Reproduce the records below word for word, leaving out the pictures.

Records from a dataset
☆ ☆ ☆ ☆ ☆
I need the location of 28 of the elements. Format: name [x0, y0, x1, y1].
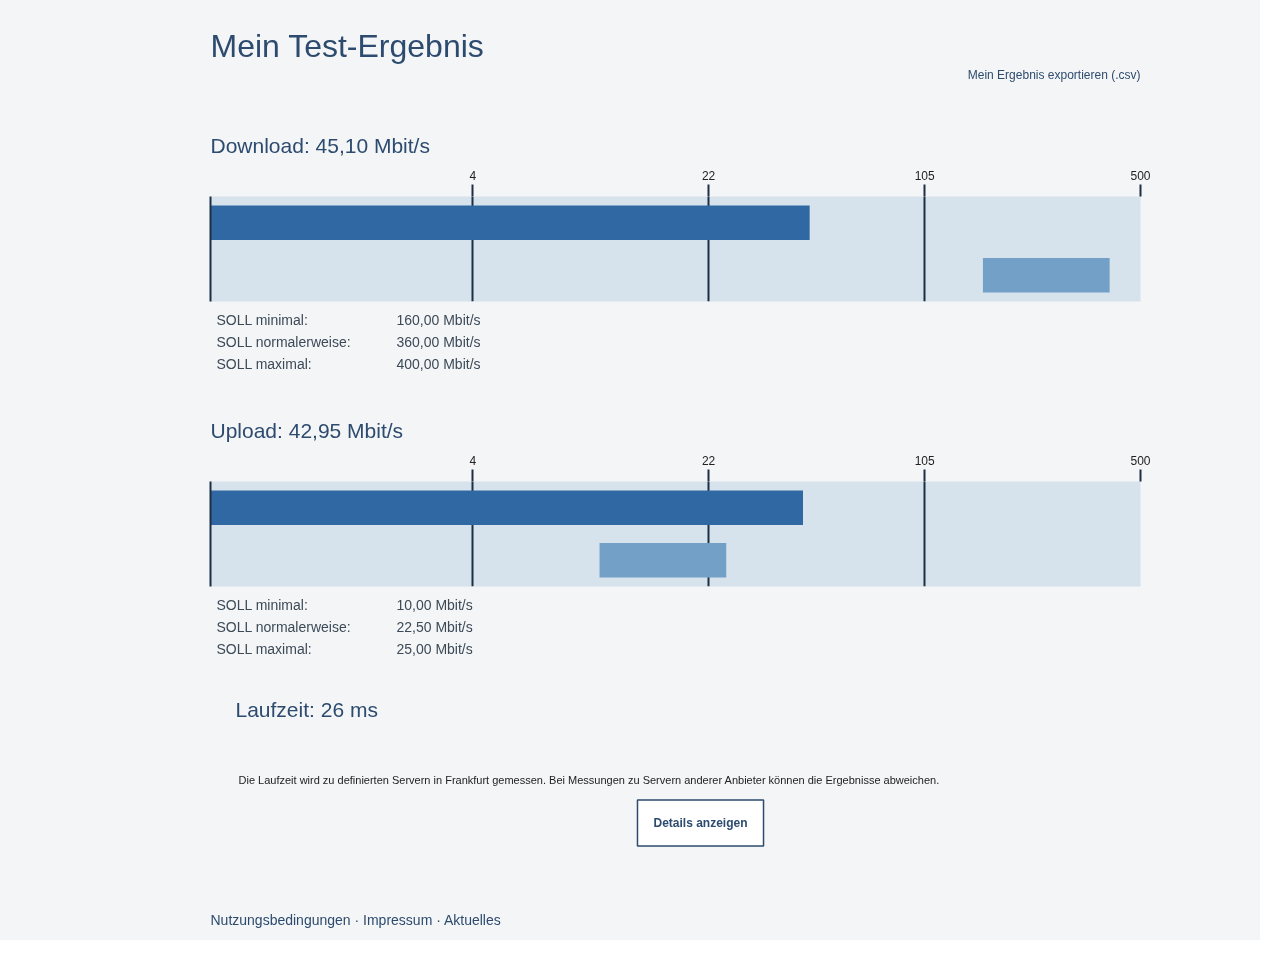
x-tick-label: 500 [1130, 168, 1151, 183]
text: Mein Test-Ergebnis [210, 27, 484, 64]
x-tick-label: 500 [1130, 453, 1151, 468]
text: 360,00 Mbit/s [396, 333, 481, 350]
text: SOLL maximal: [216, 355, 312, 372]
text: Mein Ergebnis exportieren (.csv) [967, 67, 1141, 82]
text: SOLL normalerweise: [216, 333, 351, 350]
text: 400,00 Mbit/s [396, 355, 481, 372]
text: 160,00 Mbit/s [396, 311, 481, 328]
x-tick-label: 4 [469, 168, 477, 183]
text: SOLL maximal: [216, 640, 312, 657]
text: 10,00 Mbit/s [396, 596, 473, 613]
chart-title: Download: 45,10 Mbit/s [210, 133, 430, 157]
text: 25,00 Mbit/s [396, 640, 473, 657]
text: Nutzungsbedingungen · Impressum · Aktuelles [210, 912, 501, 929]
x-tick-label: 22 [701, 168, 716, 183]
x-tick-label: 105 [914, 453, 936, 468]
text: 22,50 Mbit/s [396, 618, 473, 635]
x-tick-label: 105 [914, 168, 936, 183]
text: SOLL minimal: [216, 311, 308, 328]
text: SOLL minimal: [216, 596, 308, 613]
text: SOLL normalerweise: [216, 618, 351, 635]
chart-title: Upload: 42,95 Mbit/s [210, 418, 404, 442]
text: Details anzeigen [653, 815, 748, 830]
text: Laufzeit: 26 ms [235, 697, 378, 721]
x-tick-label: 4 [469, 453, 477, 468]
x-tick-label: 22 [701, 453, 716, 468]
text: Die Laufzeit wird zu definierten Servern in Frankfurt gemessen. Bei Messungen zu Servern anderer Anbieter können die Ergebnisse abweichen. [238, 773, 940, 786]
☆ ☆ ☆ ☆ ☆
» **WRITTEN SOLUTION**:
I need the location of 28 of the elements. Format: name [x0, y0, x1, y1].
x-tick-label: 500 [1130, 168, 1151, 183]
text: Mein Test-Ergebnis [210, 27, 484, 64]
x-tick-label: 500 [1130, 453, 1151, 468]
text: 360,00 Mbit/s [396, 333, 481, 350]
text: SOLL maximal: [216, 355, 312, 372]
text: Mein Ergebnis exportieren (.csv) [967, 67, 1141, 82]
text: SOLL normalerweise: [216, 333, 351, 350]
text: 400,00 Mbit/s [396, 355, 481, 372]
text: 160,00 Mbit/s [396, 311, 481, 328]
x-tick-label: 4 [469, 168, 477, 183]
text: SOLL maximal: [216, 640, 312, 657]
text: 10,00 Mbit/s [396, 596, 473, 613]
chart-title: Download: 45,10 Mbit/s [210, 133, 430, 157]
text: 25,00 Mbit/s [396, 640, 473, 657]
text: Nutzungsbedingungen · Impressum · Aktuelles [210, 912, 501, 929]
x-tick-label: 22 [701, 168, 716, 183]
x-tick-label: 105 [914, 453, 936, 468]
text: 22,50 Mbit/s [396, 618, 473, 635]
x-tick-label: 105 [914, 168, 936, 183]
text: SOLL minimal: [216, 311, 308, 328]
text: SOLL minimal: [216, 596, 308, 613]
text: SOLL normalerweise: [216, 618, 351, 635]
chart-title: Upload: 42,95 Mbit/s [210, 418, 404, 442]
text: Details anzeigen [653, 815, 748, 830]
text: Laufzeit: 26 ms [235, 697, 378, 721]
x-tick-label: 4 [469, 453, 477, 468]
x-tick-label: 22 [701, 453, 716, 468]
text: Die Laufzeit wird zu definierten Servern in Frankfurt gemessen. Bei Messungen zu Servern anderer Anbieter können die Ergebnisse abweichen. [238, 773, 940, 786]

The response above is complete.